Work required. Write out the listing beneath this instruction in its entirety, exactly as it reads.

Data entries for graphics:

───

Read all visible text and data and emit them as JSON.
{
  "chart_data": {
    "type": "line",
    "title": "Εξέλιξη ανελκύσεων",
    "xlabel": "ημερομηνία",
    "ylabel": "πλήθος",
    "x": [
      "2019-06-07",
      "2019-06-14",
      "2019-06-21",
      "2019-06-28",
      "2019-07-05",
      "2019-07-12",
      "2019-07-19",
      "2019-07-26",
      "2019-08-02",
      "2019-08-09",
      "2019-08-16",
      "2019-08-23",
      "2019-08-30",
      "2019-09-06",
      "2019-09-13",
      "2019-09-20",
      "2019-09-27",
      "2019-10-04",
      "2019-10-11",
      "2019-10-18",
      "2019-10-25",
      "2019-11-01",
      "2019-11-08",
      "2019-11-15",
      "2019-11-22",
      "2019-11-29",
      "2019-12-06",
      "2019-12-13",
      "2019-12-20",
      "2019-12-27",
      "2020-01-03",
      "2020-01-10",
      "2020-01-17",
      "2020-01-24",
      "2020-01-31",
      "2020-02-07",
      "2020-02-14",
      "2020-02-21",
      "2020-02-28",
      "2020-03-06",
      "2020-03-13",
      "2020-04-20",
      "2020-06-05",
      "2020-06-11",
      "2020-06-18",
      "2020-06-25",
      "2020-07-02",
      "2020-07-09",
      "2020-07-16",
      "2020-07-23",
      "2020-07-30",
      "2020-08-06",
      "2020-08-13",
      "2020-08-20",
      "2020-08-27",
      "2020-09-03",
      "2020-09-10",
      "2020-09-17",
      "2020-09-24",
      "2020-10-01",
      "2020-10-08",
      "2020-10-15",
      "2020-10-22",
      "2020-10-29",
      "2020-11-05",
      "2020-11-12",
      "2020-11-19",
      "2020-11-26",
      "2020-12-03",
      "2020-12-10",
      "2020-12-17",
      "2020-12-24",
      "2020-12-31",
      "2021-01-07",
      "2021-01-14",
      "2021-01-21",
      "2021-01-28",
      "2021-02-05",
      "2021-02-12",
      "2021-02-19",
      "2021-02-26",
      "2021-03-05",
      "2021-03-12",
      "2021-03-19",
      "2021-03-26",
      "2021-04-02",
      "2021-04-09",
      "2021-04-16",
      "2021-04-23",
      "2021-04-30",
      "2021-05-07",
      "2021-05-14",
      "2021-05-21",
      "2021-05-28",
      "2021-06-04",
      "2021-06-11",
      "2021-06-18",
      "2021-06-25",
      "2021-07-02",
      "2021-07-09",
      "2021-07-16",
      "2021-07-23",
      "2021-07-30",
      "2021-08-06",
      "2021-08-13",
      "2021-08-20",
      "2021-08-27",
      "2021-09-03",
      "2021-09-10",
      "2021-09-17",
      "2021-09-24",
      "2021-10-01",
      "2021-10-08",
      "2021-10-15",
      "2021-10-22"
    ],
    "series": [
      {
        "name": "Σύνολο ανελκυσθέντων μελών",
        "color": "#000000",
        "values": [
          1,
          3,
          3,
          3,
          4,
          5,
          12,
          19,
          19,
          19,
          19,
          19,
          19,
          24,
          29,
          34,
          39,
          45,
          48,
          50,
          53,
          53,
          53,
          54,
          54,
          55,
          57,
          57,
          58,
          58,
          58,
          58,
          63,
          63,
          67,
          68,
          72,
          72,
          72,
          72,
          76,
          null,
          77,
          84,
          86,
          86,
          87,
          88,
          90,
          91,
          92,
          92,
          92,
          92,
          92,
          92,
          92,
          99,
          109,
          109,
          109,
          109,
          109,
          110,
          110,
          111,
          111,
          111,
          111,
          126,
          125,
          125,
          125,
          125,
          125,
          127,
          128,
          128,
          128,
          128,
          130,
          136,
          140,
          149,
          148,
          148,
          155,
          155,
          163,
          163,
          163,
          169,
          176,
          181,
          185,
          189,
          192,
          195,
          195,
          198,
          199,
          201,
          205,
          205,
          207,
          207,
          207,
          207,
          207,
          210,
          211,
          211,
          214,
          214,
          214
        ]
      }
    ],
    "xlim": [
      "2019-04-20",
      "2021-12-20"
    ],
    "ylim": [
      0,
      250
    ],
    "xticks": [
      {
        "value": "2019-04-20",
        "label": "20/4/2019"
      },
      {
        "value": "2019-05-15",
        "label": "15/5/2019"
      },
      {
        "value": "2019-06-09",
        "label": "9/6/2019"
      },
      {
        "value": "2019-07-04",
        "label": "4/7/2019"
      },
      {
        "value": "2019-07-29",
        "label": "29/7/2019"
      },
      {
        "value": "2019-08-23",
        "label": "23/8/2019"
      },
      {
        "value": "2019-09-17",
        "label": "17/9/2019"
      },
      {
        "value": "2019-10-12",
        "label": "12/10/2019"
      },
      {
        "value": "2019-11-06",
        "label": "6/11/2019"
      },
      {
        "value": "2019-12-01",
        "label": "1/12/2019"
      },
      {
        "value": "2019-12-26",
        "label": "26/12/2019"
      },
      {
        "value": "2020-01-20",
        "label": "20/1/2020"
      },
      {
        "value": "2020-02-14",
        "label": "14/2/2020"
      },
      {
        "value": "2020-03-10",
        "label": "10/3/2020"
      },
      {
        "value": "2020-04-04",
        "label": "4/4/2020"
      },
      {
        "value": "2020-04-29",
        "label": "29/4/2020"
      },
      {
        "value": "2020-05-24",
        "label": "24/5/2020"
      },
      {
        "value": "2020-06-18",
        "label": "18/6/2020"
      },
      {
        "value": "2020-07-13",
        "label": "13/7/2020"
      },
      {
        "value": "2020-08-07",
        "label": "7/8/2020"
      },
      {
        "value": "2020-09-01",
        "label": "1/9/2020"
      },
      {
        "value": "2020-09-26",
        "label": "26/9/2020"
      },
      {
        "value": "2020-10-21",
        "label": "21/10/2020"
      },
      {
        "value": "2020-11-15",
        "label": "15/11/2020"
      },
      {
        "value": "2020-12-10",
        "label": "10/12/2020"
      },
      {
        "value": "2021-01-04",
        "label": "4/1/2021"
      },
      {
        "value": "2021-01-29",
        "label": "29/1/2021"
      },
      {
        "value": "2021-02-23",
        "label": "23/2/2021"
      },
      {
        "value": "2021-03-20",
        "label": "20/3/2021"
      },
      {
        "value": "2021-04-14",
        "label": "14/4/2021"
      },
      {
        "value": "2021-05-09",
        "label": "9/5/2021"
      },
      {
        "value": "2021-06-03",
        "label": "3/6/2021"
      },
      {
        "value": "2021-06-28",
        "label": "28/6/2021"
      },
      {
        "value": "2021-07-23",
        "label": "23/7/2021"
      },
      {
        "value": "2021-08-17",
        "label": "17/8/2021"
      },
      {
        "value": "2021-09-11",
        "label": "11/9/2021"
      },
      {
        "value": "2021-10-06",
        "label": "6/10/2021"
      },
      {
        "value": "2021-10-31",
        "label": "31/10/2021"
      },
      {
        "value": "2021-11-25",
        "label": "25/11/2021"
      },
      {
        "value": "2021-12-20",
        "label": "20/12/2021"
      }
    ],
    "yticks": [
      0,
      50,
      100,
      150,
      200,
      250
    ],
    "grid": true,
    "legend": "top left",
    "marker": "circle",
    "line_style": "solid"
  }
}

───

Answer to the problem.
Read all visible text and data and emit them as JSON.
{
  "chart_data": {
    "type": "line",
    "title": "Εξέλιξη ανελκύσεων",
    "xlabel": "ημερομηνία",
    "ylabel": "πλήθος",
    "x": [
      "2019-06-07",
      "2019-06-14",
      "2019-06-21",
      "2019-06-28",
      "2019-07-05",
      "2019-07-12",
      "2019-07-19",
      "2019-07-26",
      "2019-08-02",
      "2019-08-09",
      "2019-08-16",
      "2019-08-23",
      "2019-08-30",
      "2019-09-06",
      "2019-09-13",
      "2019-09-20",
      "2019-09-27",
      "2019-10-04",
      "2019-10-11",
      "2019-10-18",
      "2019-10-25",
      "2019-11-01",
      "2019-11-08",
      "2019-11-15",
      "2019-11-22",
      "2019-11-29",
      "2019-12-06",
      "2019-12-13",
      "2019-12-20",
      "2019-12-27",
      "2020-01-03",
      "2020-01-10",
      "2020-01-17",
      "2020-01-24",
      "2020-01-31",
      "2020-02-07",
      "2020-02-14",
      "2020-02-21",
      "2020-02-28",
      "2020-03-06",
      "2020-03-13",
      "2020-04-20",
      "2020-06-05",
      "2020-06-11",
      "2020-06-18",
      "2020-06-25",
      "2020-07-02",
      "2020-07-09",
      "2020-07-16",
      "2020-07-23",
      "2020-07-30",
      "2020-08-06",
      "2020-08-13",
      "2020-08-20",
      "2020-08-27",
      "2020-09-03",
      "2020-09-10",
      "2020-09-17",
      "2020-09-24",
      "2020-10-01",
      "2020-10-08",
      "2020-10-15",
      "2020-10-22",
      "2020-10-29",
      "2020-11-05",
      "2020-11-12",
      "2020-11-19",
      "2020-11-26",
      "2020-12-03",
      "2020-12-10",
      "2020-12-17",
      "2020-12-24",
      "2020-12-31",
      "2021-01-07",
      "2021-01-14",
      "2021-01-21",
      "2021-01-28",
      "2021-02-05",
      "2021-02-12",
      "2021-02-19",
      "2021-02-26",
      "2021-03-05",
      "2021-03-12",
      "2021-03-19",
      "2021-03-26",
      "2021-04-02",
      "2021-04-09",
      "2021-04-16",
      "2021-04-23",
      "2021-04-30",
      "2021-05-07",
      "2021-05-14",
      "2021-05-21",
      "2021-05-28",
      "2021-06-04",
      "2021-06-11",
      "2021-06-18",
      "2021-06-25",
      "2021-07-02",
      "2021-07-09",
      "2021-07-16",
      "2021-07-23",
      "2021-07-30",
      "2021-08-06",
      "2021-08-13",
      "2021-08-20",
      "2021-08-27",
      "2021-09-03",
      "2021-09-10",
      "2021-09-17",
      "2021-09-24",
      "2021-10-01",
      "2021-10-08",
      "2021-10-15",
      "2021-10-22"
    ],
    "series": [
      {
        "name": "Σύνολο ανελκυσθέντων μελών",
        "color": "#000000",
        "values": [
          1,
          3,
          3,
          3,
          4,
          5,
          12,
          19,
          19,
          19,
          19,
          19,
          19,
          24,
          29,
          34,
          39,
          45,
          48,
          50,
          53,
          53,
          53,
          54,
          54,
          55,
          57,
          57,
          58,
          58,
          58,
          58,
          63,
          63,
          67,
          68,
          72,
          72,
          72,
          72,
          76,
          null,
          77,
          84,
          86,
          86,
          87,
          88,
          90,
          91,
          92,
          92,
          92,
          92,
          92,
          92,
          92,
          99,
          109,
          109,
          109,
          109,
          109,
          110,
          110,
          111,
          111,
          111,
          111,
          126,
          125,
          125,
          125,
          125,
          125,
          127,
          128,
          128,
          128,
          128,
          130,
          136,
          140,
          149,
          148,
          148,
          155,
          155,
          163,
          163,
          163,
          169,
          176,
          181,
          185,
          189,
          192,
          195,
          195,
          198,
          199,
          201,
          205,
          205,
          207,
          207,
          207,
          207,
          207,
          210,
          211,
          211,
          214,
          214,
          214
        ]
      }
    ],
    "xlim": [
      "2019-04-20",
      "2021-12-20"
    ],
    "ylim": [
      0,
      250
    ],
    "xticks": [
      {
        "value": "2019-04-20",
        "label": "20/4/2019"
      },
      {
        "value": "2019-05-15",
        "label": "15/5/2019"
      },
      {
        "value": "2019-06-09",
        "label": "9/6/2019"
      },
      {
        "value": "2019-07-04",
        "label": "4/7/2019"
      },
      {
        "value": "2019-07-29",
        "label": "29/7/2019"
      },
      {
        "value": "2019-08-23",
        "label": "23/8/2019"
      },
      {
        "value": "2019-09-17",
        "label": "17/9/2019"
      },
      {
        "value": "2019-10-12",
        "label": "12/10/2019"
      },
      {
        "value": "2019-11-06",
        "label": "6/11/2019"
      },
      {
        "value": "2019-12-01",
        "label": "1/12/2019"
      },
      {
        "value": "2019-12-26",
        "label": "26/12/2019"
      },
      {
        "value": "2020-01-20",
        "label": "20/1/2020"
      },
      {
        "value": "2020-02-14",
        "label": "14/2/2020"
      },
      {
        "value": "2020-03-10",
        "label": "10/3/2020"
      },
      {
        "value": "2020-04-04",
        "label": "4/4/2020"
      },
      {
        "value": "2020-04-29",
        "label": "29/4/2020"
      },
      {
        "value": "2020-05-24",
        "label": "24/5/2020"
      },
      {
        "value": "2020-06-18",
        "label": "18/6/2020"
      },
      {
        "value": "2020-07-13",
        "label": "13/7/2020"
      },
      {
        "value": "2020-08-07",
        "label": "7/8/2020"
      },
      {
        "value": "2020-09-01",
        "label": "1/9/2020"
      },
      {
        "value": "2020-09-26",
        "label": "26/9/2020"
      },
      {
        "value": "2020-10-21",
        "label": "21/10/2020"
      },
      {
        "value": "2020-11-15",
        "label": "15/11/2020"
      },
      {
        "value": "2020-12-10",
        "label": "10/12/2020"
      },
      {
        "value": "2021-01-04",
        "label": "4/1/2021"
      },
      {
        "value": "2021-01-29",
        "label": "29/1/2021"
      },
      {
        "value": "2021-02-23",
        "label": "23/2/2021"
      },
      {
        "value": "2021-03-20",
        "label": "20/3/2021"
      },
      {
        "value": "2021-04-14",
        "label": "14/4/2021"
      },
      {
        "value": "2021-05-09",
        "label": "9/5/2021"
      },
      {
        "value": "2021-06-03",
        "label": "3/6/2021"
      },
      {
        "value": "2021-06-28",
        "label": "28/6/2021"
      },
      {
        "value": "2021-07-23",
        "label": "23/7/2021"
      },
      {
        "value": "2021-08-17",
        "label": "17/8/2021"
      },
      {
        "value": "2021-09-11",
        "label": "11/9/2021"
      },
      {
        "value": "2021-10-06",
        "label": "6/10/2021"
      },
      {
        "value": "2021-10-31",
        "label": "31/10/2021"
      },
      {
        "value": "2021-11-25",
        "label": "25/11/2021"
      },
      {
        "value": "2021-12-20",
        "label": "20/12/2021"
      }
    ],
    "yticks": [
      0,
      50,
      100,
      150,
      200,
      250
    ],
    "grid": true,
    "legend": "top left",
    "marker": "circle",
    "line_style": "solid"
  }
}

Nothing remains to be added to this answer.